■ Exercise objective ■
Give the listing again exactly, omitting its images.

__________________________________________________

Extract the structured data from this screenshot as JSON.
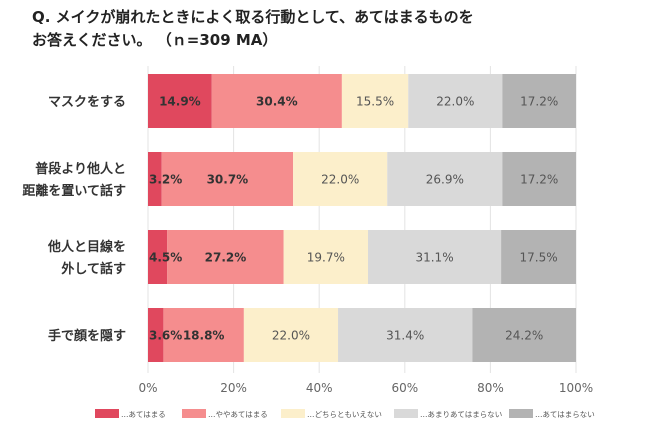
{
  "title": "Q. メイクが崩れたときによく取る行動として、あてはまるものを\nお答えください。 （ｎ=309 MA）",
  "chart_data": {
    "type": "bar",
    "orientation": "horizontal",
    "stacked": true,
    "normalized_100": true,
    "categories": [
      [
        "マスクをする"
      ],
      [
        "普段より他人と",
        "距離を置いて話す"
      ],
      [
        "他人と目線を",
        "外して話す"
      ],
      [
        "手で顔を隠す"
      ]
    ],
    "series": [
      {
        "name": "…あてはまる",
        "color": "#e0485e",
        "values": [
          14.9,
          3.2,
          4.5,
          3.6
        ],
        "label_color": "#333333",
        "label_bold": true
      },
      {
        "name": "…ややあてはまる",
        "color": "#f58d8e",
        "values": [
          30.4,
          30.7,
          27.2,
          18.8
        ],
        "label_color": "#333333",
        "label_bold": true
      },
      {
        "name": "…どちらともいえない",
        "color": "#fcefcb",
        "values": [
          15.5,
          22.0,
          19.7,
          22.0
        ],
        "label_color": "#555555",
        "label_bold": false
      },
      {
        "name": "…あまりあてはまらない",
        "color": "#d9d9d9",
        "values": [
          22.0,
          26.9,
          31.1,
          31.4
        ],
        "label_color": "#555555",
        "label_bold": false
      },
      {
        "name": "…あてはまらない",
        "color": "#b3b3b3",
        "values": [
          17.2,
          17.2,
          17.5,
          24.2
        ],
        "label_color": "#555555",
        "label_bold": false
      }
    ],
    "xlim": [
      0,
      100
    ],
    "x_ticks": [
      "0%",
      "20%",
      "40%",
      "60%",
      "80%",
      "100%"
    ],
    "grid": true,
    "legend_position": "bottom"
  }
}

__________________________________________________

■ Answer to the problem ■
Extract the structured data from this screenshot as JSON.
{
  "title": "Q. メイクが崩れたときによく取る行動として、あてはまるものを\nお答えください。 （ｎ=309 MA）",
  "chart_data": {
    "type": "bar",
    "orientation": "horizontal",
    "stacked": true,
    "normalized_100": true,
    "categories": [
      [
        "マスクをする"
      ],
      [
        "普段より他人と",
        "距離を置いて話す"
      ],
      [
        "他人と目線を",
        "外して話す"
      ],
      [
        "手で顔を隠す"
      ]
    ],
    "series": [
      {
        "name": "…あてはまる",
        "color": "#e0485e",
        "values": [
          14.9,
          3.2,
          4.5,
          3.6
        ],
        "label_color": "#333333",
        "label_bold": true
      },
      {
        "name": "…ややあてはまる",
        "color": "#f58d8e",
        "values": [
          30.4,
          30.7,
          27.2,
          18.8
        ],
        "label_color": "#333333",
        "label_bold": true
      },
      {
        "name": "…どちらともいえない",
        "color": "#fcefcb",
        "values": [
          15.5,
          22.0,
          19.7,
          22.0
        ],
        "label_color": "#555555",
        "label_bold": false
      },
      {
        "name": "…あまりあてはまらない",
        "color": "#d9d9d9",
        "values": [
          22.0,
          26.9,
          31.1,
          31.4
        ],
        "label_color": "#555555",
        "label_bold": false
      },
      {
        "name": "…あてはまらない",
        "color": "#b3b3b3",
        "values": [
          17.2,
          17.2,
          17.5,
          24.2
        ],
        "label_color": "#555555",
        "label_bold": false
      }
    ],
    "xlim": [
      0,
      100
    ],
    "x_ticks": [
      "0%",
      "20%",
      "40%",
      "60%",
      "80%",
      "100%"
    ],
    "grid": true,
    "legend_position": "bottom"
  }
}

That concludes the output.